- Task statement
Write out exactly the lines from the one with "Parse this screenshot: output" through the last line. Pictures stay out.

===== Provided data =====

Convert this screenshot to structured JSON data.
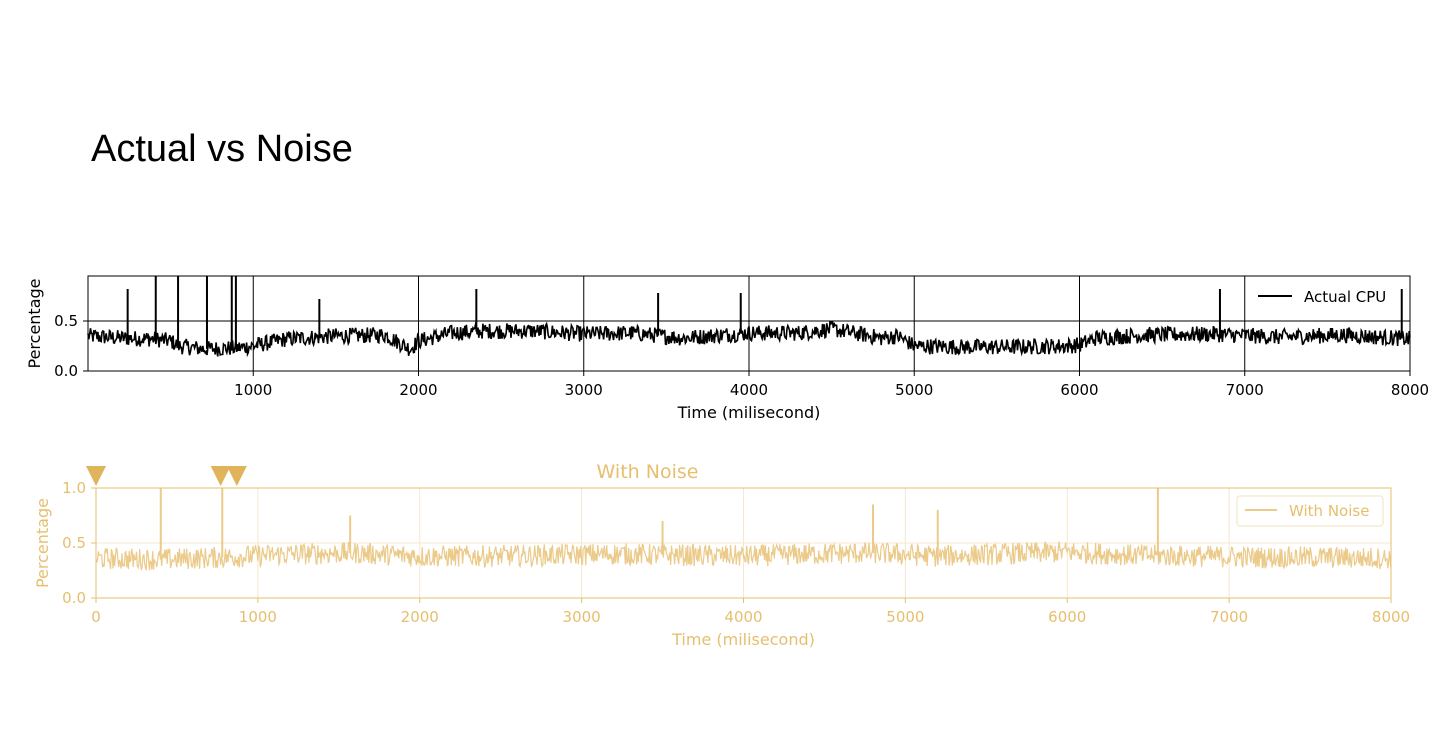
{
  "slide": {
    "title": "Actual vs Noise"
  },
  "chart_data": [
    {
      "type": "line",
      "title": "",
      "xlabel": "Time (milisecond)",
      "ylabel": "Percentage",
      "xlim": [
        0,
        8000
      ],
      "ylim": [
        0.0,
        0.95
      ],
      "x_ticks": [
        1000,
        2000,
        3000,
        4000,
        5000,
        6000,
        7000,
        8000
      ],
      "y_ticks": [
        0.0,
        0.5
      ],
      "grid": true,
      "legend_position": "top-right",
      "color": "#000000",
      "series": [
        {
          "name": "Actual CPU",
          "x": [
            0,
            200,
            400,
            500,
            550,
            700,
            900,
            1000,
            1200,
            1500,
            1800,
            1950,
            2000,
            2200,
            2400,
            2700,
            3000,
            3300,
            3600,
            4000,
            4300,
            4500,
            4800,
            4900,
            5000,
            5300,
            5600,
            5900,
            6000,
            6100,
            6400,
            6800,
            7200,
            7600,
            8000
          ],
          "y": [
            0.35,
            0.33,
            0.32,
            0.3,
            0.25,
            0.22,
            0.23,
            0.25,
            0.32,
            0.35,
            0.36,
            0.22,
            0.3,
            0.38,
            0.4,
            0.4,
            0.37,
            0.38,
            0.33,
            0.38,
            0.38,
            0.42,
            0.33,
            0.35,
            0.25,
            0.24,
            0.24,
            0.25,
            0.26,
            0.33,
            0.36,
            0.37,
            0.34,
            0.36,
            0.32
          ],
          "spikes": [
            {
              "x": 240,
              "y": 0.82
            },
            {
              "x": 410,
              "y": 0.95
            },
            {
              "x": 545,
              "y": 0.95
            },
            {
              "x": 720,
              "y": 0.95
            },
            {
              "x": 870,
              "y": 0.95
            },
            {
              "x": 895,
              "y": 0.95
            },
            {
              "x": 1400,
              "y": 0.72
            },
            {
              "x": 2350,
              "y": 0.82
            },
            {
              "x": 3450,
              "y": 0.78
            },
            {
              "x": 3950,
              "y": 0.78
            },
            {
              "x": 6850,
              "y": 0.82
            },
            {
              "x": 7950,
              "y": 0.82
            }
          ],
          "noise_amplitude": 0.08
        }
      ]
    },
    {
      "type": "line",
      "title": "With Noise",
      "xlabel": "Time (milisecond)",
      "ylabel": "Percentage",
      "xlim": [
        0,
        8000
      ],
      "ylim": [
        0.0,
        1.0
      ],
      "x_ticks": [
        0,
        1000,
        2000,
        3000,
        4000,
        5000,
        6000,
        7000,
        8000
      ],
      "y_ticks": [
        0.0,
        0.5,
        1.0
      ],
      "grid": true,
      "legend_position": "top-right",
      "color": "#ebca8a",
      "axis_color": "#e6bf6e",
      "marker_color": "#dfb45a",
      "series": [
        {
          "name": "With Noise",
          "x": [
            0,
            400,
            800,
            1200,
            1600,
            2000,
            2400,
            2800,
            3200,
            3600,
            4000,
            4400,
            4800,
            5200,
            5600,
            6000,
            6400,
            6800,
            7200,
            7600,
            8000
          ],
          "y": [
            0.36,
            0.35,
            0.37,
            0.4,
            0.41,
            0.38,
            0.38,
            0.39,
            0.4,
            0.39,
            0.38,
            0.4,
            0.41,
            0.38,
            0.4,
            0.42,
            0.39,
            0.38,
            0.37,
            0.37,
            0.36
          ],
          "spikes": [
            {
              "x": 400,
              "y": 1.0
            },
            {
              "x": 780,
              "y": 1.0
            },
            {
              "x": 1570,
              "y": 0.75
            },
            {
              "x": 3500,
              "y": 0.7
            },
            {
              "x": 4800,
              "y": 0.85
            },
            {
              "x": 5200,
              "y": 0.8
            },
            {
              "x": 6560,
              "y": 1.0
            }
          ],
          "noise_amplitude": 0.1
        }
      ],
      "outlier_markers_x": [
        0,
        770,
        870
      ]
    }
  ]
}
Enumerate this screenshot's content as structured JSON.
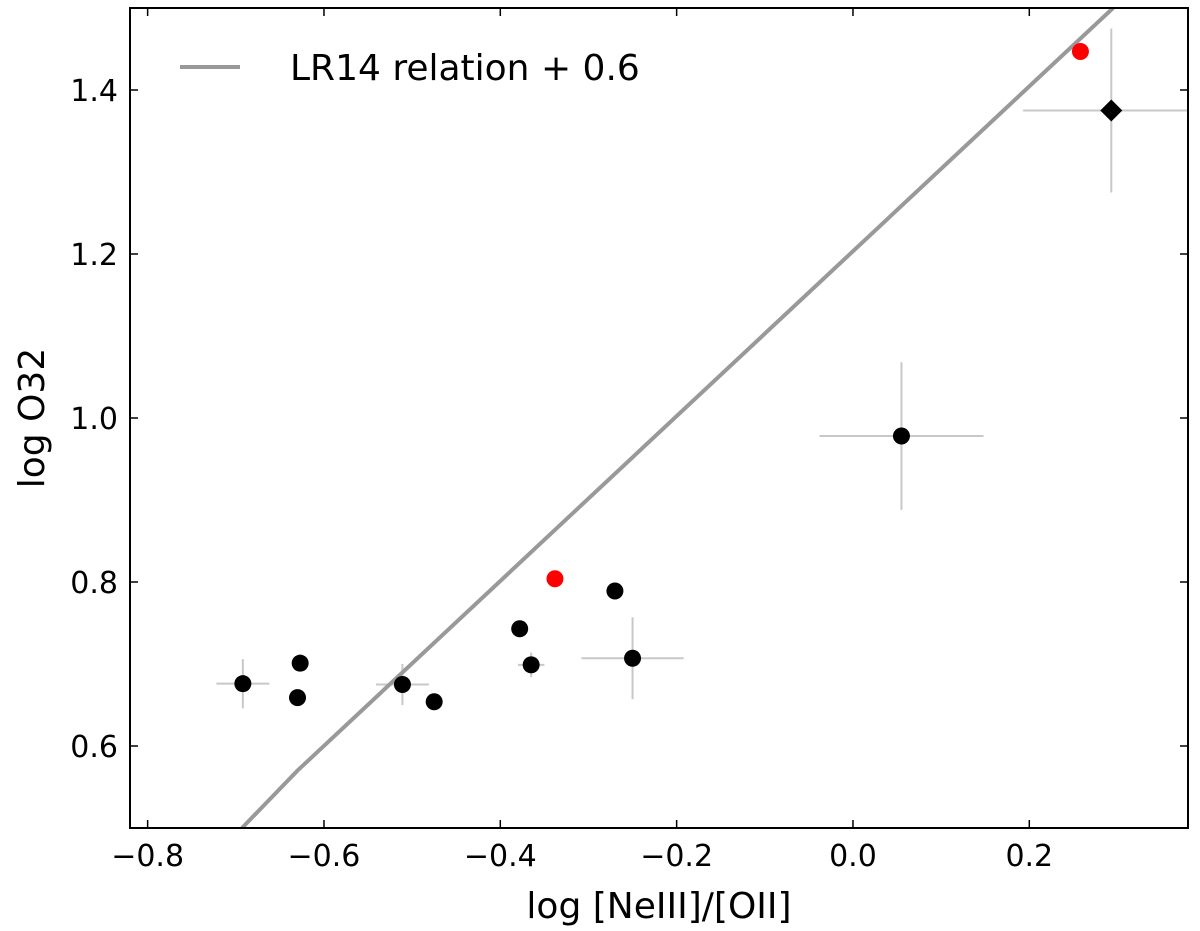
{
  "chart_data": {
    "type": "scatter",
    "title": "",
    "xlabel": "log [NeIII]/[OII]",
    "ylabel": "log O32",
    "xlim": [
      -0.82,
      0.38
    ],
    "ylim": [
      0.5,
      1.5
    ],
    "x_ticks": [
      -0.8,
      -0.6,
      -0.4,
      -0.2,
      0.0,
      0.2
    ],
    "x_tick_labels": [
      "−0.8",
      "−0.6",
      "−0.4",
      "−0.2",
      "0.0",
      "0.2"
    ],
    "y_ticks": [
      0.6,
      0.8,
      1.0,
      1.2,
      1.4
    ],
    "y_tick_labels": [
      "0.6",
      "0.8",
      "1.0",
      "1.2",
      "1.4"
    ],
    "grid": false,
    "legend": {
      "position": "top-left",
      "entries": [
        {
          "label": "LR14 relation + 0.6",
          "color": "#999999",
          "marker": "line"
        }
      ]
    },
    "colors": {
      "line": "#999999",
      "errorbar": "#c8c8c8",
      "point": "#000000",
      "highlight": "#ff0000"
    },
    "line": {
      "name": "LR14 relation + 0.6",
      "x": [
        -0.693,
        -0.63,
        0.295
      ],
      "y": [
        0.5,
        0.57,
        1.5
      ]
    },
    "series": [
      {
        "name": "black circles",
        "marker": "circle",
        "color": "#000000",
        "points": [
          {
            "x": -0.692,
            "y": 0.676,
            "xerr": 0.03,
            "yerr": 0.03
          },
          {
            "x": -0.63,
            "y": 0.659
          },
          {
            "x": -0.627,
            "y": 0.701
          },
          {
            "x": -0.511,
            "y": 0.675,
            "xerr": 0.03,
            "yerr": 0.025
          },
          {
            "x": -0.475,
            "y": 0.654
          },
          {
            "x": -0.378,
            "y": 0.743
          },
          {
            "x": -0.365,
            "y": 0.699,
            "xerr": 0.015,
            "yerr": 0.015
          },
          {
            "x": -0.27,
            "y": 0.789
          },
          {
            "x": -0.25,
            "y": 0.707,
            "xerr": 0.058,
            "yerr": 0.05
          },
          {
            "x": 0.055,
            "y": 0.978,
            "xerr": 0.093,
            "yerr": 0.09
          }
        ]
      },
      {
        "name": "red circles",
        "marker": "circle",
        "color": "#ff0000",
        "points": [
          {
            "x": -0.338,
            "y": 0.804
          },
          {
            "x": 0.258,
            "y": 1.447
          }
        ]
      },
      {
        "name": "black diamond",
        "marker": "diamond",
        "color": "#000000",
        "points": [
          {
            "x": 0.293,
            "y": 1.375,
            "xerr": 0.1,
            "yerr": 0.1
          }
        ]
      }
    ]
  }
}
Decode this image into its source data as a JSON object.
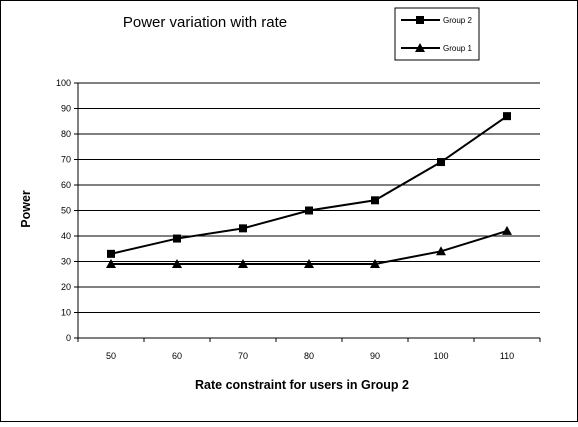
{
  "chart_data": {
    "type": "line",
    "title": "Power variation with rate",
    "xlabel": "Rate constraint for users in Group 2",
    "ylabel": "Power",
    "categories": [
      "50",
      "60",
      "70",
      "80",
      "90",
      "100",
      "110"
    ],
    "yticks": [
      "0",
      "10",
      "20",
      "30",
      "40",
      "50",
      "60",
      "70",
      "80",
      "90",
      "100"
    ],
    "ylim": [
      0,
      100
    ],
    "grid": true,
    "legend_position": "top-right",
    "series": [
      {
        "name": "Group 2",
        "marker": "square",
        "color": "#000000",
        "values": [
          33,
          39,
          43,
          50,
          54,
          69,
          87
        ]
      },
      {
        "name": "Group 1",
        "marker": "triangle",
        "color": "#000000",
        "values": [
          29,
          29,
          29,
          29,
          29,
          34,
          42
        ]
      }
    ]
  }
}
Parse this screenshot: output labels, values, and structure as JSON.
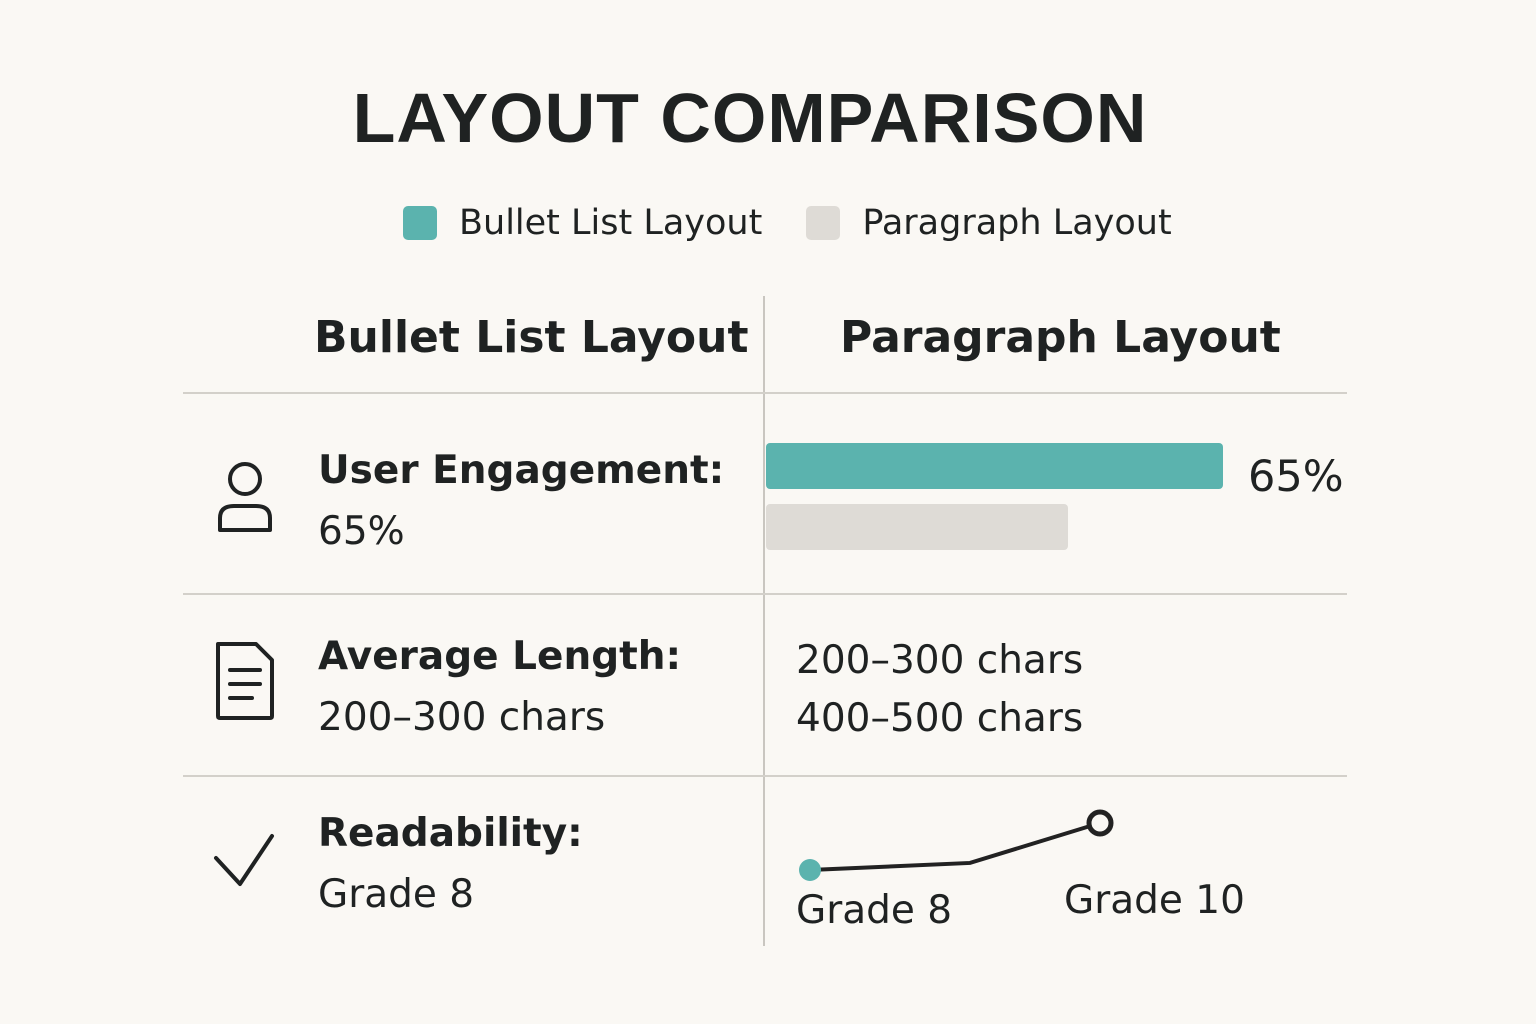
{
  "title": "LAYOUT COMPARISON",
  "colors": {
    "bullet": "#5bb3ae",
    "paragraph": "#dedbd6",
    "line": "#222222"
  },
  "legend": [
    {
      "label": "Bullet List Layout",
      "color": "#5bb3ae"
    },
    {
      "label": "Paragraph Layout",
      "color": "#dedbd6"
    }
  ],
  "columns": {
    "left": "Bullet List Layout",
    "right": "Paragraph Layout"
  },
  "rows": {
    "engagement": {
      "icon": "user-icon",
      "label": "User Engagement:",
      "value": "65%"
    },
    "length": {
      "icon": "document-icon",
      "label": "Average Length:",
      "value": "200–300 chars"
    },
    "readability": {
      "icon": "checkmark-icon",
      "label": "Readability:",
      "value": "Grade 8"
    }
  },
  "chart_data": [
    {
      "type": "bar",
      "series": [
        {
          "name": "Bullet List Layout",
          "value": 65
        },
        {
          "name": "Paragraph Layout",
          "value": 43
        }
      ],
      "data_label": "65%",
      "xlim": [
        0,
        100
      ]
    },
    {
      "type": "table",
      "rows": [
        "200–300 chars",
        "400–500 chars"
      ]
    },
    {
      "type": "line",
      "points": [
        {
          "label": "Grade 8",
          "grade": 8
        },
        {
          "label": "",
          "grade": 8.3
        },
        {
          "label": "Grade 10",
          "grade": 10
        }
      ]
    }
  ]
}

=====

- Reply
Parse this screenshot: output labels, values, and structure as JSON.
{
  "title": "LAYOUT COMPARISON",
  "colors": {
    "bullet": "#5bb3ae",
    "paragraph": "#dedbd6",
    "line": "#222222"
  },
  "legend": [
    {
      "label": "Bullet List Layout",
      "color": "#5bb3ae"
    },
    {
      "label": "Paragraph Layout",
      "color": "#dedbd6"
    }
  ],
  "columns": {
    "left": "Bullet List Layout",
    "right": "Paragraph Layout"
  },
  "rows": {
    "engagement": {
      "icon": "user-icon",
      "label": "User Engagement:",
      "value": "65%"
    },
    "length": {
      "icon": "document-icon",
      "label": "Average Length:",
      "value": "200–300 chars"
    },
    "readability": {
      "icon": "checkmark-icon",
      "label": "Readability:",
      "value": "Grade 8"
    }
  },
  "chart_data": [
    {
      "type": "bar",
      "series": [
        {
          "name": "Bullet List Layout",
          "value": 65
        },
        {
          "name": "Paragraph Layout",
          "value": 43
        }
      ],
      "data_label": "65%",
      "xlim": [
        0,
        100
      ]
    },
    {
      "type": "table",
      "rows": [
        "200–300 chars",
        "400–500 chars"
      ]
    },
    {
      "type": "line",
      "points": [
        {
          "label": "Grade 8",
          "grade": 8
        },
        {
          "label": "",
          "grade": 8.3
        },
        {
          "label": "Grade 10",
          "grade": 10
        }
      ]
    }
  ]
}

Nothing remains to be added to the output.